= Your task =
Only the lines from the line holding "Transcribe the text in this document." through the final line of the entries below are to be returned, exactly as they stand.

## begin Record list

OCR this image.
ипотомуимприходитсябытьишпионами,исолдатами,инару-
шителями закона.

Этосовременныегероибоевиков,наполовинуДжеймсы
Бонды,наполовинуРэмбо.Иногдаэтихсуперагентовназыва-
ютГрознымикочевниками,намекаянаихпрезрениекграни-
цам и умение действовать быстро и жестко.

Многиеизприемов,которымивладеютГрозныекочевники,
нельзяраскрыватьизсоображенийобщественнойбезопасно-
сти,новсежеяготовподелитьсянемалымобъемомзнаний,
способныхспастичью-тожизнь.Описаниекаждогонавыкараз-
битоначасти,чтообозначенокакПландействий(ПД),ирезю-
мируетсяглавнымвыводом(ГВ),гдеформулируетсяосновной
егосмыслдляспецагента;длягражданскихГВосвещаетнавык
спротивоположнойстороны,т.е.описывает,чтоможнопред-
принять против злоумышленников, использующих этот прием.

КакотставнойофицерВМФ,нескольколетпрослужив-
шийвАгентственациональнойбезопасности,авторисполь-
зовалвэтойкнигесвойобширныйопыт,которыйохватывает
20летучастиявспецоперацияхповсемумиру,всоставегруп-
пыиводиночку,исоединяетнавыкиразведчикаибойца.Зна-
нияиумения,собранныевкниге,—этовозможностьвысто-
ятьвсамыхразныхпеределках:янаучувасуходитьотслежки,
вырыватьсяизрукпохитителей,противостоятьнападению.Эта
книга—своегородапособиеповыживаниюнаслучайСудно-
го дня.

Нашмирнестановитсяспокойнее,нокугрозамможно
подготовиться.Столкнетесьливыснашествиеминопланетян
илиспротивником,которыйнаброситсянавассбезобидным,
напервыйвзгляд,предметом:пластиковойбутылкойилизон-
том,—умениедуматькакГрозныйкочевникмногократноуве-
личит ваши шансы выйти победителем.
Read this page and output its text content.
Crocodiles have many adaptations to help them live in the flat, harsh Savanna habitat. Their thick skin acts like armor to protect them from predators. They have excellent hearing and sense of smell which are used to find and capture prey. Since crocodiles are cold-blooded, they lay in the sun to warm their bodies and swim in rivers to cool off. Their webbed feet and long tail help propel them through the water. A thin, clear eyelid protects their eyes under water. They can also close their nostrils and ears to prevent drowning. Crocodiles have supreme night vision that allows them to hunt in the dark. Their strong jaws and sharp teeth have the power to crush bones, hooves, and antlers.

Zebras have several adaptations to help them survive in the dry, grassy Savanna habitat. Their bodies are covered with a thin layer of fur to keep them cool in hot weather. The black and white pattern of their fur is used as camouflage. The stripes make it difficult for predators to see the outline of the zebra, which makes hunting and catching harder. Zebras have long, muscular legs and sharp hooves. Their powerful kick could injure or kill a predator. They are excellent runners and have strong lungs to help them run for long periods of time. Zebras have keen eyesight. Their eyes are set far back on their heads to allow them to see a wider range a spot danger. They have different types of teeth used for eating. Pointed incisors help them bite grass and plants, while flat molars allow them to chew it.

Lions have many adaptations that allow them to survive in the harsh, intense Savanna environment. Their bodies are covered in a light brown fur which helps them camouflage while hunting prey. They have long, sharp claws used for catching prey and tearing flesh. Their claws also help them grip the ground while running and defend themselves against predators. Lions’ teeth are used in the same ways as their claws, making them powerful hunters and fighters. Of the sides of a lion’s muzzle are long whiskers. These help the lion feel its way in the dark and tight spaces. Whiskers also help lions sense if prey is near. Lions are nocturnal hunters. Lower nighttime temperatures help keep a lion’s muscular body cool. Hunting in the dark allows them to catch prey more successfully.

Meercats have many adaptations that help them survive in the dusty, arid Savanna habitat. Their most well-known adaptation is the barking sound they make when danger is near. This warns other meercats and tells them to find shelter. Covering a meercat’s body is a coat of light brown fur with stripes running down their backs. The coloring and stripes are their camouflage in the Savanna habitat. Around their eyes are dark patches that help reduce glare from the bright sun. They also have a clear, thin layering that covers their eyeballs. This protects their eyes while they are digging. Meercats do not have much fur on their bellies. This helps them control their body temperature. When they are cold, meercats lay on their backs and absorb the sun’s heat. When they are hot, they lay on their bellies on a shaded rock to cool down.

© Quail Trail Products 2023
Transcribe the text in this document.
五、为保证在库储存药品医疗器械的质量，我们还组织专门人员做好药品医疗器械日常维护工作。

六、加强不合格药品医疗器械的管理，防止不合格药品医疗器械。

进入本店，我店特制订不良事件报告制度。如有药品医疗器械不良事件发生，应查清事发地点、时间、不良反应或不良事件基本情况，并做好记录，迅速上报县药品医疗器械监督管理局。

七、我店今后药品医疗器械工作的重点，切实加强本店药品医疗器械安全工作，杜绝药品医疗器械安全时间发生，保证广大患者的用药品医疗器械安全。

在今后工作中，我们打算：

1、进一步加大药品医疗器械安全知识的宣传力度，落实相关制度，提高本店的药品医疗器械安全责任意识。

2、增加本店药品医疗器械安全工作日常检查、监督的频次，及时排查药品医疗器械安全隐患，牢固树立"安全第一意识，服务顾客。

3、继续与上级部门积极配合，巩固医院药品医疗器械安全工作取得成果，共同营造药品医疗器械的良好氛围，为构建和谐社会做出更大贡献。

## end Record list

= Expected output =
Transcribe the text in this document.
五、为保证在库储存药品医疗器械的质量，我们还组织专门人员做好药品医疗器械日常维护工作。

六、加强不合格药品医疗器械的管理，防止不合格药品医疗器械。

进入本店，我店特制订不良事件报告制度。如有药品医疗器械不良事件发生，应查清事发地点、时间、不良反应或不良事件基本情况，并做好记录，迅速上报县药品医疗器械监督管理局。

七、我店今后药品医疗器械工作的重点，切实加强本店药品医疗器械安全工作，杜绝药品医疗器械安全时间发生，保证广大患者的用药品医疗器械安全。

在今后工作中，我们打算：

1、进一步加大药品医疗器械安全知识的宣传力度，落实相关制度，提高本店的药品医疗器械安全责任意识。

2、增加本店药品医疗器械安全工作日常检查、监督的频次，及时排查药品医疗器械安全隐患，牢固树立"安全第一意识，服务顾客。

3、继续与上级部门积极配合，巩固医院药品医疗器械安全工作取得成果，共同营造药品医疗器械的良好氛围，为构建和谐社会做出更大贡献。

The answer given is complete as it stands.